**SHORT PROBLEM**
Report every line below that holds the word "desc".

## start THE RECORDS

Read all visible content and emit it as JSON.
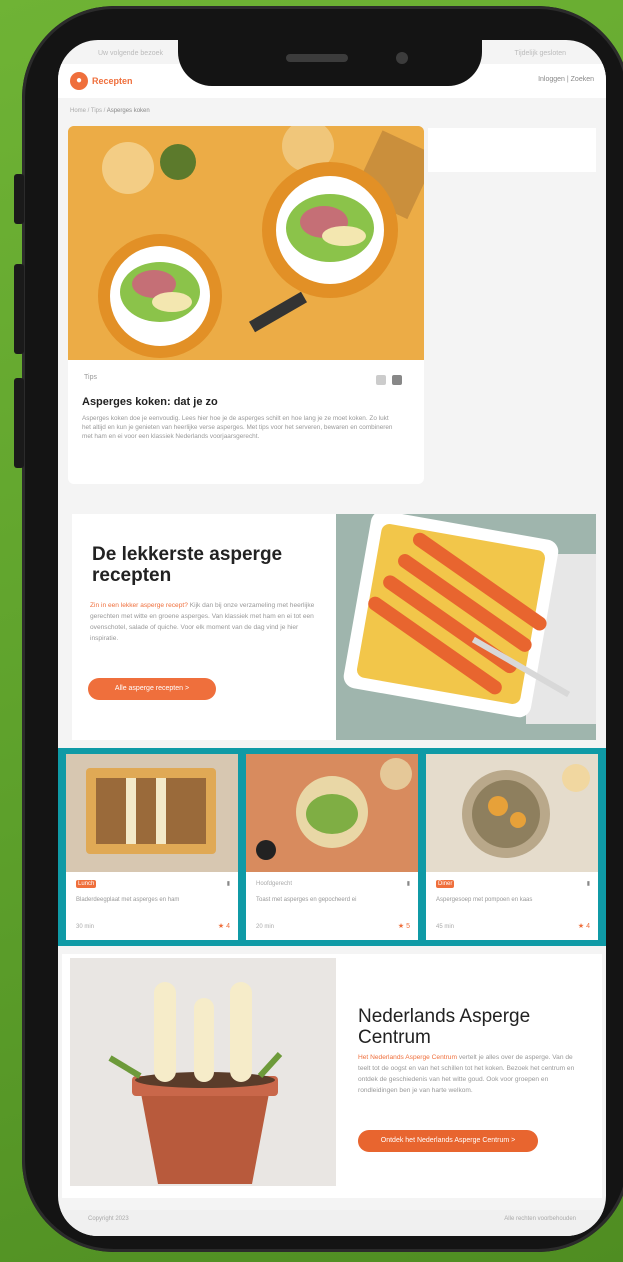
{
  "topbar": {
    "left": "Uw volgende bezoek",
    "right": "Tijdelijk gesloten"
  },
  "header": {
    "logo_text": "Recepten",
    "links": "Inloggen | Zoeken"
  },
  "breadcrumb": {
    "root": "Home / Tips / ",
    "current": "Asperges koken"
  },
  "article": {
    "category": "Tips",
    "title": "Asperges koken: dat je zo",
    "body": "Asperges koken doe je eenvoudig. Lees hier hoe je de asperges schilt en hoe lang je ze moet koken. Zo lukt het altijd en kun je genieten van heerlijke verse asperges. Met tips voor het serveren, bewaren en combineren met ham en ei voor een klassiek Nederlands voorjaarsgerecht."
  },
  "promo": {
    "title": "De lekkerste asperge recepten",
    "body_hl": "Zin in een lekker asperge recept?",
    "body": "Kijk dan bij onze verzameling met heerlijke gerechten met witte en groene asperges. Van klassiek met ham en ei tot een ovenschotel, salade of quiche. Voor elk moment van de dag vind je hier inspiratie.",
    "button": "Alle asperge recepten  >"
  },
  "recipes": [
    {
      "tag": "Lunch",
      "badge": "",
      "desc": "Bladerdeegplaat met asperges en ham",
      "time": "30 min",
      "rating": "4"
    },
    {
      "tag": "",
      "badge": "Hoofdgerecht",
      "desc": "Toast met asperges en gepocheerd ei",
      "time": "20 min",
      "rating": "5"
    },
    {
      "tag": "Diner",
      "badge": "",
      "desc": "Aspergesoep met pompoen en kaas",
      "time": "45 min",
      "rating": "4"
    }
  ],
  "center": {
    "title": "Nederlands Asperge Centrum",
    "body_hl": "Het Nederlands Asperge Centrum",
    "body": "vertelt je alles over de asperge. Van de teelt tot de oogst en van het schillen tot het koken. Bezoek het centrum en ontdek de geschiedenis van het witte goud. Ook voor groepen en rondleidingen ben je van harte welkom.",
    "button": "Ontdek het Nederlands Asperge Centrum  >"
  },
  "footer": {
    "left": "Copyright 2023",
    "right": "Alle rechten voorbehouden"
  },
  "colors": {
    "accent": "#ef6f3c",
    "teal": "#0f9aa6",
    "bg": "#5da02b"
  }
}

## end THE RECORDS

**TASK RESPONSE**
      "desc": "Bladerdeegplaat met asperges en ham",
      "desc": "Toast met asperges en gepocheerd ei",
      "desc": "Aspergesoep met pompoen en kaas",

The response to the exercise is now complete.